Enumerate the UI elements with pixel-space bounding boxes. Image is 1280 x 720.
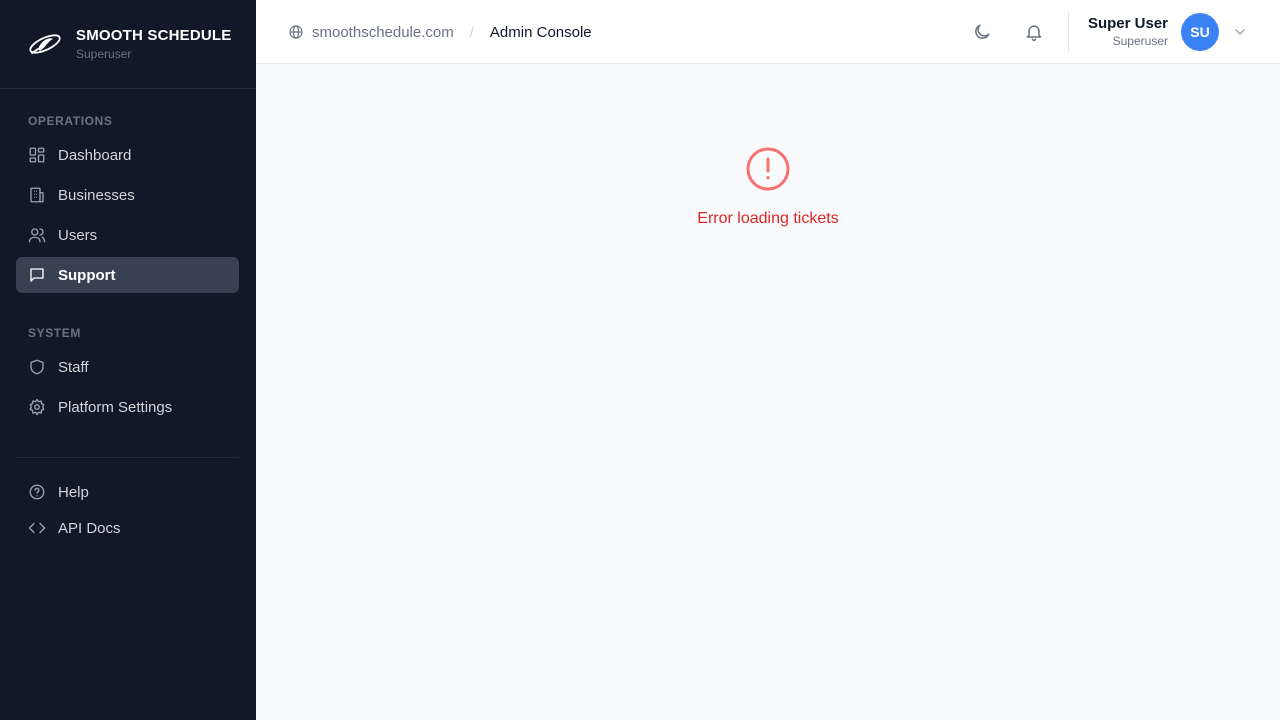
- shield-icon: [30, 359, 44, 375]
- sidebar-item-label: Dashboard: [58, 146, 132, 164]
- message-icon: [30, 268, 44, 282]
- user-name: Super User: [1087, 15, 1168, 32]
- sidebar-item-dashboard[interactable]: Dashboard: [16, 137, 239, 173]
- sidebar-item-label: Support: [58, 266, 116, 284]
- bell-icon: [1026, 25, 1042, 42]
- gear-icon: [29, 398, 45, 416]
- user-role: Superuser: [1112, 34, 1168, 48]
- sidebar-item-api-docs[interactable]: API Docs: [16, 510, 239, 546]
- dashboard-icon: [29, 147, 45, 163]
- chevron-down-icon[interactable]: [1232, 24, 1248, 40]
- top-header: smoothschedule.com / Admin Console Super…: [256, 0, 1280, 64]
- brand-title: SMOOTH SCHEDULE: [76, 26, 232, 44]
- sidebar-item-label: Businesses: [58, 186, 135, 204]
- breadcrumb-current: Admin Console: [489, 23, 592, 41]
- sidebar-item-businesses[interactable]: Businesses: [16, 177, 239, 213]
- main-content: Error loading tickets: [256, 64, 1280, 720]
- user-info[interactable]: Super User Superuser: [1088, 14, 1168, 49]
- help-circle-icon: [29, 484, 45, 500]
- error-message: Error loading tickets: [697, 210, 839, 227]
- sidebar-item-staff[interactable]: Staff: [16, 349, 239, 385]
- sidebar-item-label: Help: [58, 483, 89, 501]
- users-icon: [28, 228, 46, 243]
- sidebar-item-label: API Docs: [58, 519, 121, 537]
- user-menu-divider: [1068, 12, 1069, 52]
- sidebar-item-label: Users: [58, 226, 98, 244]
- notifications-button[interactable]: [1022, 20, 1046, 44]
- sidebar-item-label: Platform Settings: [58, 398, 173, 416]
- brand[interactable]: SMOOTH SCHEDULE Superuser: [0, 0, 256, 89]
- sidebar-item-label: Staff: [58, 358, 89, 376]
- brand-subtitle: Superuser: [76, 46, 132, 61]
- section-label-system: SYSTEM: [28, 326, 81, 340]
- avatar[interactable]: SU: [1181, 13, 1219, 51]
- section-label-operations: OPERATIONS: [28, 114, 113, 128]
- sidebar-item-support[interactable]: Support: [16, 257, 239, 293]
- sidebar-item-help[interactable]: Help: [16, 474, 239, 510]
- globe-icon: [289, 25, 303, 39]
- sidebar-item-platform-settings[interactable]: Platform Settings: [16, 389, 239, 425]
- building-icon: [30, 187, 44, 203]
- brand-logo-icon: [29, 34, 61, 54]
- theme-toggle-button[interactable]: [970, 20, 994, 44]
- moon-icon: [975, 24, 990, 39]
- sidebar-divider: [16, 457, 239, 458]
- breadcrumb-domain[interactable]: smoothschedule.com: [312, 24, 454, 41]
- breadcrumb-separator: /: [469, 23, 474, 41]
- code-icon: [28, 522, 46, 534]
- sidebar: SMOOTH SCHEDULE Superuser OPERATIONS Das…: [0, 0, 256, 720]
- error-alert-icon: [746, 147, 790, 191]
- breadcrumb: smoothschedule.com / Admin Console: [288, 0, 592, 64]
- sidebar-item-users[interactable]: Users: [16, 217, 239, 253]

● ● ● ●

- WHAT YOU ARE ASKED TO DO: Rewrite the records above with "Error loading tickets" swapped for "Failed to load tickets" everywhere it appears, leaving everything else unchanged. Leave the pictures out.

- PROBLEM SOLUTION:
Enumerate the UI elements with pixel-space bounding boxes. Image is 1280 x 720.
- shield-icon: [30, 359, 44, 375]
- sidebar-item-label: Dashboard: [58, 146, 132, 164]
- message-icon: [30, 268, 44, 282]
- user-name: Super User: [1087, 15, 1168, 32]
- sidebar-item-dashboard[interactable]: Dashboard: [16, 137, 239, 173]
- sidebar-item-label: Support: [58, 266, 116, 284]
- bell-icon: [1026, 25, 1042, 42]
- gear-icon: [29, 398, 45, 416]
- user-role: Superuser: [1112, 34, 1168, 48]
- sidebar-item-api-docs[interactable]: API Docs: [16, 510, 239, 546]
- dashboard-icon: [29, 147, 45, 163]
- chevron-down-icon[interactable]: [1232, 24, 1248, 40]
- top-header: smoothschedule.com / Admin Console Super…: [256, 0, 1280, 64]
- brand-title: SMOOTH SCHEDULE: [76, 26, 232, 44]
- sidebar-item-label: Businesses: [58, 186, 135, 204]
- breadcrumb-current: Admin Console: [489, 23, 592, 41]
- sidebar-item-businesses[interactable]: Businesses: [16, 177, 239, 213]
- main-content: Failed to load tickets: [256, 64, 1280, 720]
- user-info[interactable]: Super User Superuser: [1088, 14, 1168, 49]
- help-circle-icon: [29, 484, 45, 500]
- error-message: Failed to load tickets: [697, 210, 839, 227]
- sidebar-item-staff[interactable]: Staff: [16, 349, 239, 385]
- sidebar-item-label: Help: [58, 483, 89, 501]
- users-icon: [28, 228, 46, 243]
- sidebar-item-label: API Docs: [58, 519, 121, 537]
- user-menu-divider: [1068, 12, 1069, 52]
- sidebar-item-label: Users: [58, 226, 98, 244]
- notifications-button[interactable]: [1022, 20, 1046, 44]
- sidebar-item-label: Platform Settings: [58, 398, 173, 416]
- brand[interactable]: SMOOTH SCHEDULE Superuser: [0, 0, 256, 89]
- sidebar-item-label: Staff: [58, 358, 89, 376]
- brand-subtitle: Superuser: [76, 46, 132, 61]
- section-label-system: SYSTEM: [28, 326, 81, 340]
- avatar[interactable]: SU: [1181, 13, 1219, 51]
- section-label-operations: OPERATIONS: [28, 114, 113, 128]
- sidebar-item-support[interactable]: Support: [16, 257, 239, 293]
- sidebar-item-help[interactable]: Help: [16, 474, 239, 510]
- globe-icon: [289, 25, 303, 39]
- sidebar-item-platform-settings[interactable]: Platform Settings: [16, 389, 239, 425]
- building-icon: [30, 187, 44, 203]
- brand-logo-icon: [29, 34, 61, 54]
- theme-toggle-button[interactable]: [970, 20, 994, 44]
- moon-icon: [975, 24, 990, 39]
- sidebar-divider: [16, 457, 239, 458]
- breadcrumb-domain[interactable]: smoothschedule.com: [312, 24, 454, 41]
- breadcrumb-separator: /: [469, 23, 474, 41]
- code-icon: [28, 522, 46, 534]
- sidebar: SMOOTH SCHEDULE Superuser OPERATIONS Das…: [0, 0, 256, 720]
- error-alert-icon: [746, 147, 790, 191]
- breadcrumb: smoothschedule.com / Admin Console: [288, 0, 592, 64]
- sidebar-item-users[interactable]: Users: [16, 217, 239, 253]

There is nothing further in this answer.